start DATA PROVIDED

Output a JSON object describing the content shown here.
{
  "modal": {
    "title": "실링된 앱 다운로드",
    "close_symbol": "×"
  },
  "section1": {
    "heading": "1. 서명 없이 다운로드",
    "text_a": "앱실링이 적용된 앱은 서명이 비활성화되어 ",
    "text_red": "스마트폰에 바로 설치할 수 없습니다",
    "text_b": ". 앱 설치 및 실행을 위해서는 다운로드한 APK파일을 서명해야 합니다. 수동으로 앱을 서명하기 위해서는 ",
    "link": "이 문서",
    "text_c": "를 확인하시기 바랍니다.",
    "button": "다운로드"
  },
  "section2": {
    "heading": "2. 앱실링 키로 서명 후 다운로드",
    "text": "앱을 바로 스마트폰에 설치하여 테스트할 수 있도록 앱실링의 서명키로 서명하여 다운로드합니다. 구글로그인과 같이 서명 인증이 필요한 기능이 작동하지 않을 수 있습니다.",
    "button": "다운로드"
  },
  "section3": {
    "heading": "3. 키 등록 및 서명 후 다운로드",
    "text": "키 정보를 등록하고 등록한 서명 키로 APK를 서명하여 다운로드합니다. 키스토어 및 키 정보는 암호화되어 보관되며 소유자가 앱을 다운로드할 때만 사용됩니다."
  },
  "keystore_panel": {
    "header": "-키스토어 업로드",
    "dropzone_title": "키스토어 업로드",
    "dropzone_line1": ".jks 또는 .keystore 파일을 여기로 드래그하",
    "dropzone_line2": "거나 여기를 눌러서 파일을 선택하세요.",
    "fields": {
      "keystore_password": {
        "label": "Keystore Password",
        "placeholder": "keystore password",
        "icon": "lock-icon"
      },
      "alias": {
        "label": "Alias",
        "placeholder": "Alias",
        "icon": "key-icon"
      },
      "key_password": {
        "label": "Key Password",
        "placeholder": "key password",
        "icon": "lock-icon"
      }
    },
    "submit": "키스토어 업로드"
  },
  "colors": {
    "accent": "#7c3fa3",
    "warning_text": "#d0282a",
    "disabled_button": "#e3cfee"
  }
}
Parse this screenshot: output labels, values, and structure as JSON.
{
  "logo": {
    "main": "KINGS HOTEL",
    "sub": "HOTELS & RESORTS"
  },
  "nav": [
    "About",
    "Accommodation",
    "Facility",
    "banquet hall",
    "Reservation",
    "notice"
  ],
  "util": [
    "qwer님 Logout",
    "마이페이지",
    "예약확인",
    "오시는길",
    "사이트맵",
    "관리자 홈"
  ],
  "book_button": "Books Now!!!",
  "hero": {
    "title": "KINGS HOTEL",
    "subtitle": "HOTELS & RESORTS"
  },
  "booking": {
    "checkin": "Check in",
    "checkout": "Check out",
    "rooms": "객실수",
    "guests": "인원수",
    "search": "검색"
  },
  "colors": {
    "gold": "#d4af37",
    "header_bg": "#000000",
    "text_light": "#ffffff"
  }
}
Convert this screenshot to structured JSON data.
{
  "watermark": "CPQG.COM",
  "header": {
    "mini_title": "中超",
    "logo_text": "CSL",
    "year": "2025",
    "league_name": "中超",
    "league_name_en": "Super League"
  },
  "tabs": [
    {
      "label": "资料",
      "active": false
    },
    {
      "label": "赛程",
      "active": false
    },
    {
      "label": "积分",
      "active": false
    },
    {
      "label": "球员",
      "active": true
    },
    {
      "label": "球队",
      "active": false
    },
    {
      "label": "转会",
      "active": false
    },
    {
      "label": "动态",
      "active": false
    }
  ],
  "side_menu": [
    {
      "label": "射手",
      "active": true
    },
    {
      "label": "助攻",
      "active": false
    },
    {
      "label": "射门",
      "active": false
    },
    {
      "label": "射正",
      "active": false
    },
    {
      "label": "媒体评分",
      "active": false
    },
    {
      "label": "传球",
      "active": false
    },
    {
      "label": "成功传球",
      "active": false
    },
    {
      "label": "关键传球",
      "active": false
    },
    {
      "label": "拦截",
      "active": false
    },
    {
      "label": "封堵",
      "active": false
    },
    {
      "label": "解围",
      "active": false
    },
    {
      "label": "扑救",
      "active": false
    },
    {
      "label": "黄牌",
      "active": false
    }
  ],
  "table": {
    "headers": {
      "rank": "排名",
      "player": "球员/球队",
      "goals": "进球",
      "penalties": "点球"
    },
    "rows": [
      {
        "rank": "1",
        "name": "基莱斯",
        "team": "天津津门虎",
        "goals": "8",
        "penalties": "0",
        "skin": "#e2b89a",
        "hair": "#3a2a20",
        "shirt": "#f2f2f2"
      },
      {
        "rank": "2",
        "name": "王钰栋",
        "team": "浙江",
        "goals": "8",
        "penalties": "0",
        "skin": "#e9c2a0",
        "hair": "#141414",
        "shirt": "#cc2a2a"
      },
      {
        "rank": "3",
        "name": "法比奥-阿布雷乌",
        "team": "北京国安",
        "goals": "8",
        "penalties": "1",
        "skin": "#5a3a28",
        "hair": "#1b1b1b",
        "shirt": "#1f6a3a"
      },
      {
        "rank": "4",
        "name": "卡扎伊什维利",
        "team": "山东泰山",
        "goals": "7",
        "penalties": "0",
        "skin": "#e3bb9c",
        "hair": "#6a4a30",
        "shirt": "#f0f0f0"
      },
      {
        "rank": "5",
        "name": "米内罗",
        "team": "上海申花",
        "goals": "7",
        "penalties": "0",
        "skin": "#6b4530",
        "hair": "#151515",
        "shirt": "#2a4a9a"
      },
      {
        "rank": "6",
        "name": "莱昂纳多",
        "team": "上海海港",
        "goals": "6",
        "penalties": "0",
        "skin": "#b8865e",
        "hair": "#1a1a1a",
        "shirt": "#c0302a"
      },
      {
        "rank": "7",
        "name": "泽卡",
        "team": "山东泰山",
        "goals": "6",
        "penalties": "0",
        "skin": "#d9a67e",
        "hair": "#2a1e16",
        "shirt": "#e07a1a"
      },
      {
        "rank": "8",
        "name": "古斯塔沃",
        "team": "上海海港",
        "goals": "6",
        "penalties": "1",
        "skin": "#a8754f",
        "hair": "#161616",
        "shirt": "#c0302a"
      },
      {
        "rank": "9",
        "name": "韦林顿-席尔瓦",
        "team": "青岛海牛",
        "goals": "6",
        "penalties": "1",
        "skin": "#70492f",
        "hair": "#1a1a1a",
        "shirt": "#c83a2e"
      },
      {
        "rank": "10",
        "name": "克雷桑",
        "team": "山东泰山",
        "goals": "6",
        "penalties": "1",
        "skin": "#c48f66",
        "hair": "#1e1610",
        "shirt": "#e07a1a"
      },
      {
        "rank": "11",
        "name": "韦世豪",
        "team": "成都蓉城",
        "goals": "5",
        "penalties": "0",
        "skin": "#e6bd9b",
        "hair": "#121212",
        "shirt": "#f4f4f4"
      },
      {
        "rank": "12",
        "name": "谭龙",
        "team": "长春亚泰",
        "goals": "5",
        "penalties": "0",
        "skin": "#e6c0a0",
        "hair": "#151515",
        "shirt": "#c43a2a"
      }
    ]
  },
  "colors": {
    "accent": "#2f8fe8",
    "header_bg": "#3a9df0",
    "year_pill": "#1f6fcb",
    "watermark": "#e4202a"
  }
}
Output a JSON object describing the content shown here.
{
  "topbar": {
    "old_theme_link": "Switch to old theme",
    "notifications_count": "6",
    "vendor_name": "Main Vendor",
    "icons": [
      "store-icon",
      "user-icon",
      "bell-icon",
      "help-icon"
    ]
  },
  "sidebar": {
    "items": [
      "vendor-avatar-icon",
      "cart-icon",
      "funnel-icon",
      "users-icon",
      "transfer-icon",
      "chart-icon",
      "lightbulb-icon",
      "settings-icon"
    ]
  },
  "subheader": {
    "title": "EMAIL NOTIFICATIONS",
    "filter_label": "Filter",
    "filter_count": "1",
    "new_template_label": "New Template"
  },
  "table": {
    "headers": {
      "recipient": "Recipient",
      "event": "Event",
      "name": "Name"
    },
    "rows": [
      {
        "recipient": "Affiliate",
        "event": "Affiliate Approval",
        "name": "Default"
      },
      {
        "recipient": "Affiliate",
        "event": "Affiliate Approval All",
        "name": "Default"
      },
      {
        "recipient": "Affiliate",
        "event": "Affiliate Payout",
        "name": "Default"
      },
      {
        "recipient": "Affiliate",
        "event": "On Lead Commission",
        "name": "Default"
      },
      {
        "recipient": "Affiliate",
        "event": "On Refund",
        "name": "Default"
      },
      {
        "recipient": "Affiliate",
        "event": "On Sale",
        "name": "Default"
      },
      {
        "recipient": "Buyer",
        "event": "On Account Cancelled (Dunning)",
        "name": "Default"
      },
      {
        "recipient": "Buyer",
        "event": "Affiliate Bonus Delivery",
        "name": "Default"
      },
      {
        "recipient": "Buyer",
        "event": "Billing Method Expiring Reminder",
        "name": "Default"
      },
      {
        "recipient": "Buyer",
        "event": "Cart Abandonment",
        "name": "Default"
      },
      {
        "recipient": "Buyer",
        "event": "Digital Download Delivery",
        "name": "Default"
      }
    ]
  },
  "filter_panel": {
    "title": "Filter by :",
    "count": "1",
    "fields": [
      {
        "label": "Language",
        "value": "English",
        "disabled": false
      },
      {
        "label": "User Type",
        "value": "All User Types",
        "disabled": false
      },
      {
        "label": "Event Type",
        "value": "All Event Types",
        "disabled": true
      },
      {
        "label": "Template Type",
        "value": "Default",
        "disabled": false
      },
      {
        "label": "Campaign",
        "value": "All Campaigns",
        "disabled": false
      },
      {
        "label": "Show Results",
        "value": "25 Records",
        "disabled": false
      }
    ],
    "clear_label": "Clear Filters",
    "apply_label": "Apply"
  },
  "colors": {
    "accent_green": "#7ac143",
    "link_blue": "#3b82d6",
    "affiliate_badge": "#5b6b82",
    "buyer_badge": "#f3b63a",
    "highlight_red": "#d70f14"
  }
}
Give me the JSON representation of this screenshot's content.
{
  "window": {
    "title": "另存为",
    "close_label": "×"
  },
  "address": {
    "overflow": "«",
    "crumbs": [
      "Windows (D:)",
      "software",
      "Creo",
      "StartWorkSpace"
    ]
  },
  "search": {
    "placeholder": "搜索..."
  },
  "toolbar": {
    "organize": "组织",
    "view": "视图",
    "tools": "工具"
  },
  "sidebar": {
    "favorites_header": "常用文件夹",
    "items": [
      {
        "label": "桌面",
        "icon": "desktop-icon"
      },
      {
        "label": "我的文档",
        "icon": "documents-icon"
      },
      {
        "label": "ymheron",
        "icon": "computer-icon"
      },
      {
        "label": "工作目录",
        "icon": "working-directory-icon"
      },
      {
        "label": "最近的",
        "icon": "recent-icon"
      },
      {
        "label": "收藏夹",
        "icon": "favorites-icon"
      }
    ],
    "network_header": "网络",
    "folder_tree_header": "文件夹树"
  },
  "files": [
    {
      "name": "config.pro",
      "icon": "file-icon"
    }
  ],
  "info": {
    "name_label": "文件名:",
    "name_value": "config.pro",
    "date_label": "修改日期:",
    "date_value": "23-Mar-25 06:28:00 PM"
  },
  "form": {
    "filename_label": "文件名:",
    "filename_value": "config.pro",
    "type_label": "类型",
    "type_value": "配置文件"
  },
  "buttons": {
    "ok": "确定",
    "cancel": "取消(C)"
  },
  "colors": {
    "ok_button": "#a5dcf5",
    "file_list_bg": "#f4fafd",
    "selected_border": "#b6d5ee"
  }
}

end DATA PROVIDED

**PROBLEM STATEMENT**
Scan the material above for the string "Types" and return the lines that hold it.

**COMPLETED TASK**
        "value": "All User Types",
        "value": "All Event Types",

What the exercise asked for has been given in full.